> **EXCERPT PROVIDED**
:::::
Commvault Kubernetes Backup Failure - Worker Pod Creation Failed Due to Pod Security Admission Policy Violation in Namespace
search cancel

Commvault Kubernetes Backup Failure - Worker Pod Creation Failed Due to Pod Security Admission Policy Violation in Namespace

book

Article ID: 415616

calendar_today

Updated On:

Products

VMware vSphere Kubernetes Service

Issue/Introduction

During a Commvault backup, a worker pod failed to be created for the prometheus deployment in a namespace, leading to backup failure. Commvault logs indicated:

  • Failed to create PVC from snapshot: K8sApp::CreateVolsFromSnapshot() - Attempting to create PVC [<YOUR_NAMESPACE>][prometheus-pvc-prometheus-cv-<>] from snapshot
  • Worker pod not found after creation attempt: K8sApp::CreateTARWorker() - Failed to fetch Pod failure reason. ... App not found. [Kind : Pod][Namespace : <YOUR_NAMESPACE>][Name: prometheus-pvc-prometheus-cv-<>]
  • Cleanup of PVC and snapshot after failure.
:::::
(Element location data)
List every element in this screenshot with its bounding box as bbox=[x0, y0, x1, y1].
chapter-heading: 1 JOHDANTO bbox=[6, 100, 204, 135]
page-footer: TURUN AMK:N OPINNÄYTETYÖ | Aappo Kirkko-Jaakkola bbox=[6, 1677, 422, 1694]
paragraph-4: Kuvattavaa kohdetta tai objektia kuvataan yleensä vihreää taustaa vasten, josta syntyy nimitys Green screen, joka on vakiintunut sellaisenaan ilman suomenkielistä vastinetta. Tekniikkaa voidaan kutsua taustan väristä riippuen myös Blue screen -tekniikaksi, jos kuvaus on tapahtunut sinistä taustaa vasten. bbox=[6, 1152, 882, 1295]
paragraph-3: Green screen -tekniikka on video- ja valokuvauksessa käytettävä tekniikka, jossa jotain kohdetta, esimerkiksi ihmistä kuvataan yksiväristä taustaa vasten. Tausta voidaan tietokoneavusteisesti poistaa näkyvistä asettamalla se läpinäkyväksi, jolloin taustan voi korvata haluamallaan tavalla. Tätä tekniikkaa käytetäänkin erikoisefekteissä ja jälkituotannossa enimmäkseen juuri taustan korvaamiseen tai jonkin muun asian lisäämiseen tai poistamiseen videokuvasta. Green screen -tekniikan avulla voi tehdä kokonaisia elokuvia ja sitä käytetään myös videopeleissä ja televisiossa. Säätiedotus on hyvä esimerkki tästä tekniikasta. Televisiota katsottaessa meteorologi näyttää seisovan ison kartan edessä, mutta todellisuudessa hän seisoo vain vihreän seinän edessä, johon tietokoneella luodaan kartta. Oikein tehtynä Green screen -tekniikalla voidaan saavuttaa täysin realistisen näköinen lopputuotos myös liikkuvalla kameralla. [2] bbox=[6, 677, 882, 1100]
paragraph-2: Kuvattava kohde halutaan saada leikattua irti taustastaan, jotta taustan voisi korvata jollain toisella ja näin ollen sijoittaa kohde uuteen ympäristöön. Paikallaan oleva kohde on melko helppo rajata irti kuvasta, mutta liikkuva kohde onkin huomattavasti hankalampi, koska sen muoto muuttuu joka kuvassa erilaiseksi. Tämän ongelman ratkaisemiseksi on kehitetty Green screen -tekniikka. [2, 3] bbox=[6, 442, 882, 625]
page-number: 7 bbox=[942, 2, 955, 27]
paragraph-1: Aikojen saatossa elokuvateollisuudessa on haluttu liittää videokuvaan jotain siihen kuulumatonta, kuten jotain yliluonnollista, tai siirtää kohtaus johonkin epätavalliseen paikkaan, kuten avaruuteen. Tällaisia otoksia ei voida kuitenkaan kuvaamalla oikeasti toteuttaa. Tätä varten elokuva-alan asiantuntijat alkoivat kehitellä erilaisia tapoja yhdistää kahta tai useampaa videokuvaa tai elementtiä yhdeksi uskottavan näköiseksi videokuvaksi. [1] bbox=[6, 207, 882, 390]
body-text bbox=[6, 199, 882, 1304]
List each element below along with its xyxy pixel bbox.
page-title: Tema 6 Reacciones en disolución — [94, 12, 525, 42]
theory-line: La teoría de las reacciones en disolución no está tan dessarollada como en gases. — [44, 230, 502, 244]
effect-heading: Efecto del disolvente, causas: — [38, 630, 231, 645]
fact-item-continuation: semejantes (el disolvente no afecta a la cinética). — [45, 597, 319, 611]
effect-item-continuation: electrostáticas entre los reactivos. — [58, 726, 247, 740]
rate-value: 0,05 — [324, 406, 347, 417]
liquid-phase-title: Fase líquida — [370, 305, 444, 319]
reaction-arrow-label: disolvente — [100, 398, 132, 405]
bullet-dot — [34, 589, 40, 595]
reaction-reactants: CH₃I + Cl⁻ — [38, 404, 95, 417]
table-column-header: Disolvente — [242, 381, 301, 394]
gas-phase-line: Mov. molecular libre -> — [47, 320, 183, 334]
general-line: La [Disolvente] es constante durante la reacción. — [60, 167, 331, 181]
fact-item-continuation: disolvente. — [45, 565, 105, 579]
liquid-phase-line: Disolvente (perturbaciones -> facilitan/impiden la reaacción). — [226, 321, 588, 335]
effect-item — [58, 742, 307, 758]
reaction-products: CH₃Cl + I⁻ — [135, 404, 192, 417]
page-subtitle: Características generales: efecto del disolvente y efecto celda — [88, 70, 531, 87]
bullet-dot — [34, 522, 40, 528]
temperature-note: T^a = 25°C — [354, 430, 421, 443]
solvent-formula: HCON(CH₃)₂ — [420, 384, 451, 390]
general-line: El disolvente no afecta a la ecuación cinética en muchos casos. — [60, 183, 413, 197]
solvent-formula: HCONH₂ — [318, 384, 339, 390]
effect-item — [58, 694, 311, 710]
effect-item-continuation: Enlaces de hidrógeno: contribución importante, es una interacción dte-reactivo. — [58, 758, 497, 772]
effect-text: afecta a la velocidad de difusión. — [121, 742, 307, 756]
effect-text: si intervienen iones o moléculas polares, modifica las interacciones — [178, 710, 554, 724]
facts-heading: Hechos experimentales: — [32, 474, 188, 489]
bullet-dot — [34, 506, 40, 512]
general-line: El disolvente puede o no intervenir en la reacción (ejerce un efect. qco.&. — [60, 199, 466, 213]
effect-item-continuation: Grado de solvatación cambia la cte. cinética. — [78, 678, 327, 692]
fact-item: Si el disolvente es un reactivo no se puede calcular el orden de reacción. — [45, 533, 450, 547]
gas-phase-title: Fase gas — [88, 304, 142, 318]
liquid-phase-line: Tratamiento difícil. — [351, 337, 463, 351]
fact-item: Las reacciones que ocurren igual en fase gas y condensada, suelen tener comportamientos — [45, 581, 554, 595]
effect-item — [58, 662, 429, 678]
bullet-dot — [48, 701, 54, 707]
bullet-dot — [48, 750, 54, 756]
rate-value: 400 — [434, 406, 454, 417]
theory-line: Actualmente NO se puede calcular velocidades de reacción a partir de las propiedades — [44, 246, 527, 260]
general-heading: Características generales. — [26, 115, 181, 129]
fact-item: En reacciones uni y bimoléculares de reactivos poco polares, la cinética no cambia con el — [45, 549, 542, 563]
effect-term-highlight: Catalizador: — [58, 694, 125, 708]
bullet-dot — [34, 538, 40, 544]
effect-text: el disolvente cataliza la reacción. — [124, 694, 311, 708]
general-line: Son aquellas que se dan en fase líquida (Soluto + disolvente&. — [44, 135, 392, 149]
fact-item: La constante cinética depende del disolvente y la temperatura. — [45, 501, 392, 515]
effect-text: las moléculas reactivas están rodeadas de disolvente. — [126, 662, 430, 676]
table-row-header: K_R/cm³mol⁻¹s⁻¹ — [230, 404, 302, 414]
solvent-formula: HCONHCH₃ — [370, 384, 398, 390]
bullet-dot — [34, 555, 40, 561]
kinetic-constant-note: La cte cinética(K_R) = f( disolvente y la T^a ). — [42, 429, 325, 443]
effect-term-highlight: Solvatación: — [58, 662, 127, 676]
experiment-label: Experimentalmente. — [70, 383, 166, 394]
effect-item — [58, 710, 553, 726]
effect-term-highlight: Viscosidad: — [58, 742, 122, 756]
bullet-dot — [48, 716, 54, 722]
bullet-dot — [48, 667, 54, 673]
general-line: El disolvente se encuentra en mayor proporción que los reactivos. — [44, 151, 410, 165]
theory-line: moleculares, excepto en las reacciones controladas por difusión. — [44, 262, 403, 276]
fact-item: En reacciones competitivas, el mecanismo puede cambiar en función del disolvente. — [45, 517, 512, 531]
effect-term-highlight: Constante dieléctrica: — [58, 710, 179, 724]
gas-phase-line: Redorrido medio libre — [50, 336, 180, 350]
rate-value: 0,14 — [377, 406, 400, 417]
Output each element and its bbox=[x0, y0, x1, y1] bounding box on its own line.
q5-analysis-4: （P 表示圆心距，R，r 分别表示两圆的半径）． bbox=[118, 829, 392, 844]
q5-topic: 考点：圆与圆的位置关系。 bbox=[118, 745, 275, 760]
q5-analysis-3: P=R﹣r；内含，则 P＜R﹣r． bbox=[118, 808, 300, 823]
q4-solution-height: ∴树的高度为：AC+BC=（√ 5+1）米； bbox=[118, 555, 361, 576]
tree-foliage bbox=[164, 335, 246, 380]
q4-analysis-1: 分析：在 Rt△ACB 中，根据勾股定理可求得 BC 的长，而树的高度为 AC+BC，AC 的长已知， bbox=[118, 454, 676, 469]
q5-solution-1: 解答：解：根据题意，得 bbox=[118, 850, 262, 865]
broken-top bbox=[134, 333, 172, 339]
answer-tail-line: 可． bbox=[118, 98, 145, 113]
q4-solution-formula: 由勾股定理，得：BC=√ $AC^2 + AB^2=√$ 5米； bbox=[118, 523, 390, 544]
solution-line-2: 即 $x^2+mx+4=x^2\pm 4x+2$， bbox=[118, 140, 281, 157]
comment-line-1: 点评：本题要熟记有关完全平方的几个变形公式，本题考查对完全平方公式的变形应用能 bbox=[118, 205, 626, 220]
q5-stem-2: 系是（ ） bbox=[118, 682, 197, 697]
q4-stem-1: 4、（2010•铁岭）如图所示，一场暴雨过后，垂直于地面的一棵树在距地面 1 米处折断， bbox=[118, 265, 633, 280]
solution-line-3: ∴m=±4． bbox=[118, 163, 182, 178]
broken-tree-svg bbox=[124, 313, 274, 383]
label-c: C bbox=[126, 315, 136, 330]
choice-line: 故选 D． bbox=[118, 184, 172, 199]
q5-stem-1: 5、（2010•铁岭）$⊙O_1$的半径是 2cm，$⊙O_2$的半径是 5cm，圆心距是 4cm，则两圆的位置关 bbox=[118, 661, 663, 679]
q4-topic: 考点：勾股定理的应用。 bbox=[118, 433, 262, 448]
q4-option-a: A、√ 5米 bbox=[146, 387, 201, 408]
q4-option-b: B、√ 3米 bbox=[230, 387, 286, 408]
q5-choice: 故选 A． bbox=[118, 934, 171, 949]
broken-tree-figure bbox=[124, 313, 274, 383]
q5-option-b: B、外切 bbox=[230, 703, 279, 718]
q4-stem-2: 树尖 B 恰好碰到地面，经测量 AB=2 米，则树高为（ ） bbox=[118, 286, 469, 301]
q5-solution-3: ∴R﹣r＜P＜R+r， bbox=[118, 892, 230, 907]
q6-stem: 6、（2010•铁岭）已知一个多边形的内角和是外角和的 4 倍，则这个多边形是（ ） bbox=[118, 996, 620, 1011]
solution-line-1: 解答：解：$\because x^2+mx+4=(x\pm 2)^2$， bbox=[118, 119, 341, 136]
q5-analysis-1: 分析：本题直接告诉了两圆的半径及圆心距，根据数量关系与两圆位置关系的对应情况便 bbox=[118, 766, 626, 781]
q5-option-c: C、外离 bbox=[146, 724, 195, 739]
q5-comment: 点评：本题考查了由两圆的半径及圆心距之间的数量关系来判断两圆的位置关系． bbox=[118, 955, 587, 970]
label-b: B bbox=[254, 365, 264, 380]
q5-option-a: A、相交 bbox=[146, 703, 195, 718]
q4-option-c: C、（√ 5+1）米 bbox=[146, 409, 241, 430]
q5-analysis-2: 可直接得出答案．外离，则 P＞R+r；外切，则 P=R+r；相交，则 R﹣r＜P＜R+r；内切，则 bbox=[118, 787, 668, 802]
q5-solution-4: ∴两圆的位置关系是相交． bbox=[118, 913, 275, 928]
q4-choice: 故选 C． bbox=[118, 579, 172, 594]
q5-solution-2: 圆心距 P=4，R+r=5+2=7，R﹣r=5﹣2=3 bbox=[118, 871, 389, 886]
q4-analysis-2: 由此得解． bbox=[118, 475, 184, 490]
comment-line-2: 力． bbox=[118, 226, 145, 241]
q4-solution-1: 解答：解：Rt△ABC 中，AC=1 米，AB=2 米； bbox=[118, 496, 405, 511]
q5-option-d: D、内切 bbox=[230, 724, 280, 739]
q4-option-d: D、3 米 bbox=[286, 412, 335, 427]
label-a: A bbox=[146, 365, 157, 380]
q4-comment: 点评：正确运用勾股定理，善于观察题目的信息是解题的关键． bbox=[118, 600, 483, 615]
:::::
> **INSTRUCTIONS**
1) Which product does the Commvault backup failure page list under Products?
2) Copy the records word for word, starting with their first line and going on through the line with "page-footer: TURUN AMK:N".

> **EXERCISE ANSWERS**
1) VMware vSphere Kubernetes Service

2)
List every element in this screenshot with its bounding box as bbox=[x0, y0, x1, y1].
chapter-heading: 1 JOHDANTO bbox=[6, 100, 204, 135]
page-footer: TURUN AMK:N OPINNÄYTETYÖ | Aappo Kirkko-Jaakkola bbox=[6, 1677, 422, 1694]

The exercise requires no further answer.